> [Short task]:
Restate the whole listing word for word. Pictures are left out.

Start of Records for processing

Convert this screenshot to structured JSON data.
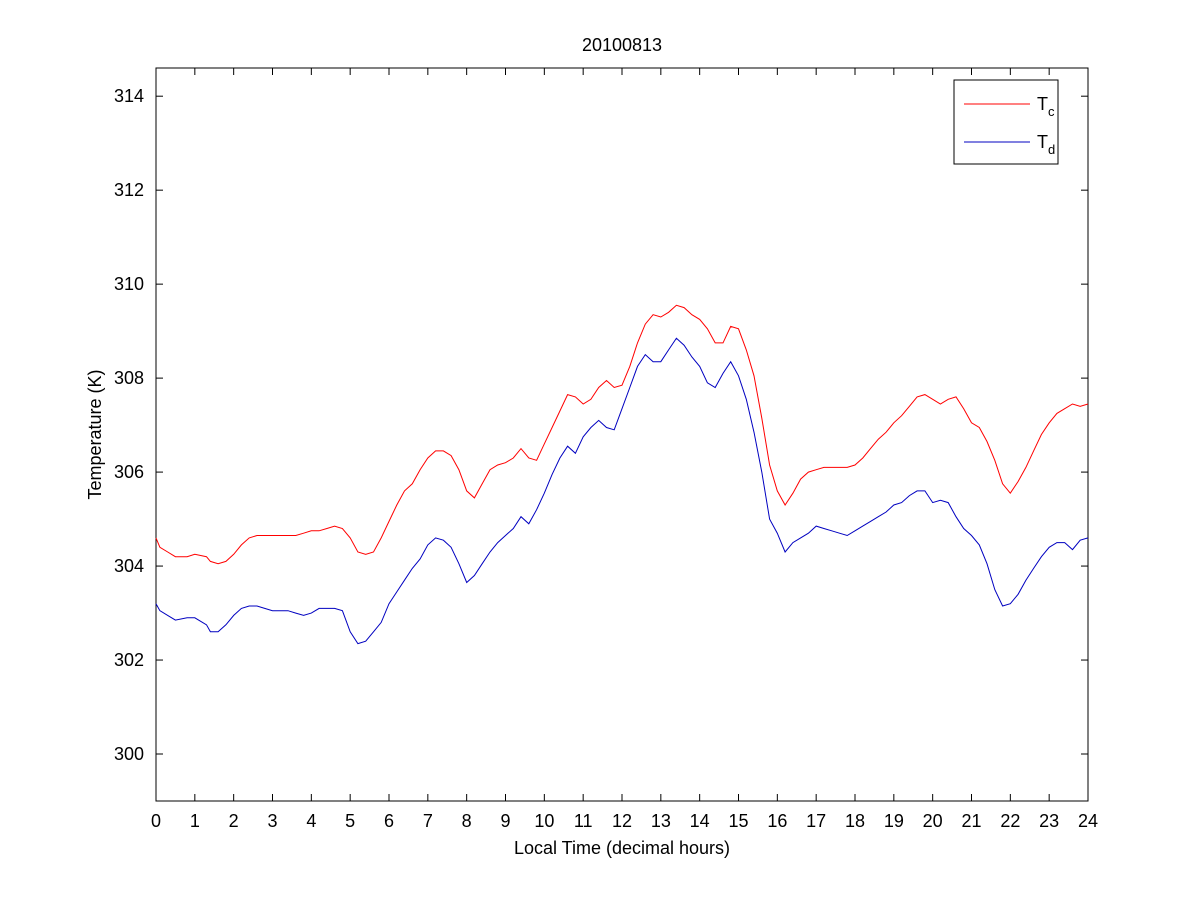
{
  "chart_data": {
    "type": "line",
    "title": "20100813",
    "xlabel": "Local Time (decimal hours)",
    "ylabel": "Temperature (K)",
    "xlim": [
      0,
      24
    ],
    "ylim": [
      299,
      314.6
    ],
    "xticks": [
      0,
      1,
      2,
      3,
      4,
      5,
      6,
      7,
      8,
      9,
      10,
      11,
      12,
      13,
      14,
      15,
      16,
      17,
      18,
      19,
      20,
      21,
      22,
      23,
      24
    ],
    "yticks": [
      300,
      302,
      304,
      306,
      308,
      310,
      312,
      314
    ],
    "grid": false,
    "legend_position": "top-right",
    "series": [
      {
        "name": "T",
        "subscript": "c",
        "color": "#ff0000",
        "x": [
          0,
          0.1,
          0.3,
          0.5,
          0.8,
          1.0,
          1.3,
          1.4,
          1.6,
          1.8,
          2.0,
          2.2,
          2.4,
          2.6,
          2.8,
          3.0,
          3.2,
          3.4,
          3.6,
          3.8,
          4.0,
          4.2,
          4.4,
          4.6,
          4.8,
          5.0,
          5.2,
          5.4,
          5.6,
          5.8,
          6.0,
          6.2,
          6.4,
          6.6,
          6.8,
          7.0,
          7.2,
          7.4,
          7.6,
          7.8,
          8.0,
          8.2,
          8.4,
          8.6,
          8.8,
          9.0,
          9.2,
          9.4,
          9.6,
          9.8,
          10.0,
          10.2,
          10.4,
          10.6,
          10.8,
          11.0,
          11.2,
          11.4,
          11.6,
          11.8,
          12.0,
          12.2,
          12.4,
          12.6,
          12.8,
          13.0,
          13.2,
          13.4,
          13.6,
          13.8,
          14.0,
          14.2,
          14.4,
          14.6,
          14.8,
          15.0,
          15.2,
          15.4,
          15.6,
          15.8,
          16.0,
          16.2,
          16.4,
          16.6,
          16.8,
          17.0,
          17.2,
          17.4,
          17.6,
          17.8,
          18.0,
          18.2,
          18.4,
          18.6,
          18.8,
          19.0,
          19.2,
          19.4,
          19.6,
          19.8,
          20.0,
          20.2,
          20.4,
          20.6,
          20.8,
          21.0,
          21.2,
          21.4,
          21.6,
          21.8,
          22.0,
          22.2,
          22.4,
          22.6,
          22.8,
          23.0,
          23.2,
          23.4,
          23.6,
          23.8,
          24.0
        ],
        "y": [
          304.6,
          304.4,
          304.3,
          304.2,
          304.2,
          304.25,
          304.2,
          304.1,
          304.05,
          304.1,
          304.25,
          304.45,
          304.6,
          304.65,
          304.65,
          304.65,
          304.65,
          304.65,
          304.65,
          304.7,
          304.75,
          304.75,
          304.8,
          304.85,
          304.8,
          304.6,
          304.3,
          304.25,
          304.3,
          304.6,
          304.95,
          305.3,
          305.6,
          305.75,
          306.05,
          306.3,
          306.45,
          306.45,
          306.35,
          306.05,
          305.6,
          305.45,
          305.75,
          306.05,
          306.15,
          306.2,
          306.3,
          306.5,
          306.3,
          306.25,
          306.6,
          306.95,
          307.3,
          307.65,
          307.6,
          307.45,
          307.55,
          307.8,
          307.95,
          307.8,
          307.85,
          308.25,
          308.75,
          309.15,
          309.35,
          309.3,
          309.4,
          309.55,
          309.5,
          309.35,
          309.25,
          309.05,
          308.75,
          308.75,
          309.1,
          309.05,
          308.6,
          308.05,
          307.15,
          306.15,
          305.6,
          305.3,
          305.55,
          305.85,
          306.0,
          306.05,
          306.1,
          306.1,
          306.1,
          306.1,
          306.15,
          306.3,
          306.5,
          306.7,
          306.85,
          307.05,
          307.2,
          307.4,
          307.6,
          307.65,
          307.55,
          307.45,
          307.55,
          307.6,
          307.35,
          307.05,
          306.95,
          306.65,
          306.25,
          305.75,
          305.55,
          305.8,
          306.1,
          306.45,
          306.8,
          307.05,
          307.25,
          307.35,
          307.45,
          307.4,
          307.45
        ]
      },
      {
        "name": "T",
        "subscript": "d",
        "color": "#0000c0",
        "x": [
          0,
          0.1,
          0.3,
          0.5,
          0.8,
          1.0,
          1.3,
          1.4,
          1.6,
          1.8,
          2.0,
          2.2,
          2.4,
          2.6,
          2.8,
          3.0,
          3.2,
          3.4,
          3.6,
          3.8,
          4.0,
          4.2,
          4.4,
          4.6,
          4.8,
          5.0,
          5.2,
          5.4,
          5.6,
          5.8,
          6.0,
          6.2,
          6.4,
          6.6,
          6.8,
          7.0,
          7.2,
          7.4,
          7.6,
          7.8,
          8.0,
          8.2,
          8.4,
          8.6,
          8.8,
          9.0,
          9.2,
          9.4,
          9.6,
          9.8,
          10.0,
          10.2,
          10.4,
          10.6,
          10.8,
          11.0,
          11.2,
          11.4,
          11.6,
          11.8,
          12.0,
          12.2,
          12.4,
          12.6,
          12.8,
          13.0,
          13.2,
          13.4,
          13.6,
          13.8,
          14.0,
          14.2,
          14.4,
          14.6,
          14.8,
          15.0,
          15.2,
          15.4,
          15.6,
          15.8,
          16.0,
          16.2,
          16.4,
          16.6,
          16.8,
          17.0,
          17.2,
          17.4,
          17.6,
          17.8,
          18.0,
          18.2,
          18.4,
          18.6,
          18.8,
          19.0,
          19.2,
          19.4,
          19.6,
          19.8,
          20.0,
          20.2,
          20.4,
          20.6,
          20.8,
          21.0,
          21.2,
          21.4,
          21.6,
          21.8,
          22.0,
          22.2,
          22.4,
          22.6,
          22.8,
          23.0,
          23.2,
          23.4,
          23.6,
          23.8,
          24.0
        ],
        "y": [
          303.2,
          303.05,
          302.95,
          302.85,
          302.9,
          302.9,
          302.75,
          302.6,
          302.6,
          302.75,
          302.95,
          303.1,
          303.15,
          303.15,
          303.1,
          303.05,
          303.05,
          303.05,
          303.0,
          302.95,
          303.0,
          303.1,
          303.1,
          303.1,
          303.05,
          302.6,
          302.35,
          302.4,
          302.6,
          302.8,
          303.2,
          303.45,
          303.7,
          303.95,
          304.15,
          304.45,
          304.6,
          304.55,
          304.4,
          304.05,
          303.65,
          303.8,
          304.05,
          304.3,
          304.5,
          304.65,
          304.8,
          305.05,
          304.9,
          305.2,
          305.55,
          305.95,
          306.3,
          306.55,
          306.4,
          306.75,
          306.95,
          307.1,
          306.95,
          306.9,
          307.35,
          307.8,
          308.25,
          308.5,
          308.35,
          308.35,
          308.6,
          308.85,
          308.7,
          308.45,
          308.25,
          307.9,
          307.8,
          308.1,
          308.35,
          308.05,
          307.55,
          306.85,
          306.0,
          305.0,
          304.7,
          304.3,
          304.5,
          304.6,
          304.7,
          304.85,
          304.8,
          304.75,
          304.7,
          304.65,
          304.75,
          304.85,
          304.95,
          305.05,
          305.15,
          305.3,
          305.35,
          305.5,
          305.6,
          305.6,
          305.35,
          305.4,
          305.35,
          305.05,
          304.8,
          304.65,
          304.45,
          304.05,
          303.5,
          303.15,
          303.2,
          303.4,
          303.7,
          303.95,
          304.2,
          304.4,
          304.5,
          304.5,
          304.35,
          304.55,
          304.6
        ]
      }
    ]
  }
}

End of Records for processing

> [Right answer]:
Convert this screenshot to structured JSON data.
{
  "chart_data": {
    "type": "line",
    "title": "20100813",
    "xlabel": "Local Time (decimal hours)",
    "ylabel": "Temperature (K)",
    "xlim": [
      0,
      24
    ],
    "ylim": [
      299,
      314.6
    ],
    "xticks": [
      0,
      1,
      2,
      3,
      4,
      5,
      6,
      7,
      8,
      9,
      10,
      11,
      12,
      13,
      14,
      15,
      16,
      17,
      18,
      19,
      20,
      21,
      22,
      23,
      24
    ],
    "yticks": [
      300,
      302,
      304,
      306,
      308,
      310,
      312,
      314
    ],
    "grid": false,
    "legend_position": "top-right",
    "series": [
      {
        "name": "T",
        "subscript": "c",
        "color": "#ff0000",
        "x": [
          0,
          0.1,
          0.3,
          0.5,
          0.8,
          1.0,
          1.3,
          1.4,
          1.6,
          1.8,
          2.0,
          2.2,
          2.4,
          2.6,
          2.8,
          3.0,
          3.2,
          3.4,
          3.6,
          3.8,
          4.0,
          4.2,
          4.4,
          4.6,
          4.8,
          5.0,
          5.2,
          5.4,
          5.6,
          5.8,
          6.0,
          6.2,
          6.4,
          6.6,
          6.8,
          7.0,
          7.2,
          7.4,
          7.6,
          7.8,
          8.0,
          8.2,
          8.4,
          8.6,
          8.8,
          9.0,
          9.2,
          9.4,
          9.6,
          9.8,
          10.0,
          10.2,
          10.4,
          10.6,
          10.8,
          11.0,
          11.2,
          11.4,
          11.6,
          11.8,
          12.0,
          12.2,
          12.4,
          12.6,
          12.8,
          13.0,
          13.2,
          13.4,
          13.6,
          13.8,
          14.0,
          14.2,
          14.4,
          14.6,
          14.8,
          15.0,
          15.2,
          15.4,
          15.6,
          15.8,
          16.0,
          16.2,
          16.4,
          16.6,
          16.8,
          17.0,
          17.2,
          17.4,
          17.6,
          17.8,
          18.0,
          18.2,
          18.4,
          18.6,
          18.8,
          19.0,
          19.2,
          19.4,
          19.6,
          19.8,
          20.0,
          20.2,
          20.4,
          20.6,
          20.8,
          21.0,
          21.2,
          21.4,
          21.6,
          21.8,
          22.0,
          22.2,
          22.4,
          22.6,
          22.8,
          23.0,
          23.2,
          23.4,
          23.6,
          23.8,
          24.0
        ],
        "y": [
          304.6,
          304.4,
          304.3,
          304.2,
          304.2,
          304.25,
          304.2,
          304.1,
          304.05,
          304.1,
          304.25,
          304.45,
          304.6,
          304.65,
          304.65,
          304.65,
          304.65,
          304.65,
          304.65,
          304.7,
          304.75,
          304.75,
          304.8,
          304.85,
          304.8,
          304.6,
          304.3,
          304.25,
          304.3,
          304.6,
          304.95,
          305.3,
          305.6,
          305.75,
          306.05,
          306.3,
          306.45,
          306.45,
          306.35,
          306.05,
          305.6,
          305.45,
          305.75,
          306.05,
          306.15,
          306.2,
          306.3,
          306.5,
          306.3,
          306.25,
          306.6,
          306.95,
          307.3,
          307.65,
          307.6,
          307.45,
          307.55,
          307.8,
          307.95,
          307.8,
          307.85,
          308.25,
          308.75,
          309.15,
          309.35,
          309.3,
          309.4,
          309.55,
          309.5,
          309.35,
          309.25,
          309.05,
          308.75,
          308.75,
          309.1,
          309.05,
          308.6,
          308.05,
          307.15,
          306.15,
          305.6,
          305.3,
          305.55,
          305.85,
          306.0,
          306.05,
          306.1,
          306.1,
          306.1,
          306.1,
          306.15,
          306.3,
          306.5,
          306.7,
          306.85,
          307.05,
          307.2,
          307.4,
          307.6,
          307.65,
          307.55,
          307.45,
          307.55,
          307.6,
          307.35,
          307.05,
          306.95,
          306.65,
          306.25,
          305.75,
          305.55,
          305.8,
          306.1,
          306.45,
          306.8,
          307.05,
          307.25,
          307.35,
          307.45,
          307.4,
          307.45
        ]
      },
      {
        "name": "T",
        "subscript": "d",
        "color": "#0000c0",
        "x": [
          0,
          0.1,
          0.3,
          0.5,
          0.8,
          1.0,
          1.3,
          1.4,
          1.6,
          1.8,
          2.0,
          2.2,
          2.4,
          2.6,
          2.8,
          3.0,
          3.2,
          3.4,
          3.6,
          3.8,
          4.0,
          4.2,
          4.4,
          4.6,
          4.8,
          5.0,
          5.2,
          5.4,
          5.6,
          5.8,
          6.0,
          6.2,
          6.4,
          6.6,
          6.8,
          7.0,
          7.2,
          7.4,
          7.6,
          7.8,
          8.0,
          8.2,
          8.4,
          8.6,
          8.8,
          9.0,
          9.2,
          9.4,
          9.6,
          9.8,
          10.0,
          10.2,
          10.4,
          10.6,
          10.8,
          11.0,
          11.2,
          11.4,
          11.6,
          11.8,
          12.0,
          12.2,
          12.4,
          12.6,
          12.8,
          13.0,
          13.2,
          13.4,
          13.6,
          13.8,
          14.0,
          14.2,
          14.4,
          14.6,
          14.8,
          15.0,
          15.2,
          15.4,
          15.6,
          15.8,
          16.0,
          16.2,
          16.4,
          16.6,
          16.8,
          17.0,
          17.2,
          17.4,
          17.6,
          17.8,
          18.0,
          18.2,
          18.4,
          18.6,
          18.8,
          19.0,
          19.2,
          19.4,
          19.6,
          19.8,
          20.0,
          20.2,
          20.4,
          20.6,
          20.8,
          21.0,
          21.2,
          21.4,
          21.6,
          21.8,
          22.0,
          22.2,
          22.4,
          22.6,
          22.8,
          23.0,
          23.2,
          23.4,
          23.6,
          23.8,
          24.0
        ],
        "y": [
          303.2,
          303.05,
          302.95,
          302.85,
          302.9,
          302.9,
          302.75,
          302.6,
          302.6,
          302.75,
          302.95,
          303.1,
          303.15,
          303.15,
          303.1,
          303.05,
          303.05,
          303.05,
          303.0,
          302.95,
          303.0,
          303.1,
          303.1,
          303.1,
          303.05,
          302.6,
          302.35,
          302.4,
          302.6,
          302.8,
          303.2,
          303.45,
          303.7,
          303.95,
          304.15,
          304.45,
          304.6,
          304.55,
          304.4,
          304.05,
          303.65,
          303.8,
          304.05,
          304.3,
          304.5,
          304.65,
          304.8,
          305.05,
          304.9,
          305.2,
          305.55,
          305.95,
          306.3,
          306.55,
          306.4,
          306.75,
          306.95,
          307.1,
          306.95,
          306.9,
          307.35,
          307.8,
          308.25,
          308.5,
          308.35,
          308.35,
          308.6,
          308.85,
          308.7,
          308.45,
          308.25,
          307.9,
          307.8,
          308.1,
          308.35,
          308.05,
          307.55,
          306.85,
          306.0,
          305.0,
          304.7,
          304.3,
          304.5,
          304.6,
          304.7,
          304.85,
          304.8,
          304.75,
          304.7,
          304.65,
          304.75,
          304.85,
          304.95,
          305.05,
          305.15,
          305.3,
          305.35,
          305.5,
          305.6,
          305.6,
          305.35,
          305.4,
          305.35,
          305.05,
          304.8,
          304.65,
          304.45,
          304.05,
          303.5,
          303.15,
          303.2,
          303.4,
          303.7,
          303.95,
          304.2,
          304.4,
          304.5,
          304.5,
          304.35,
          304.55,
          304.6
        ]
      }
    ]
  }
}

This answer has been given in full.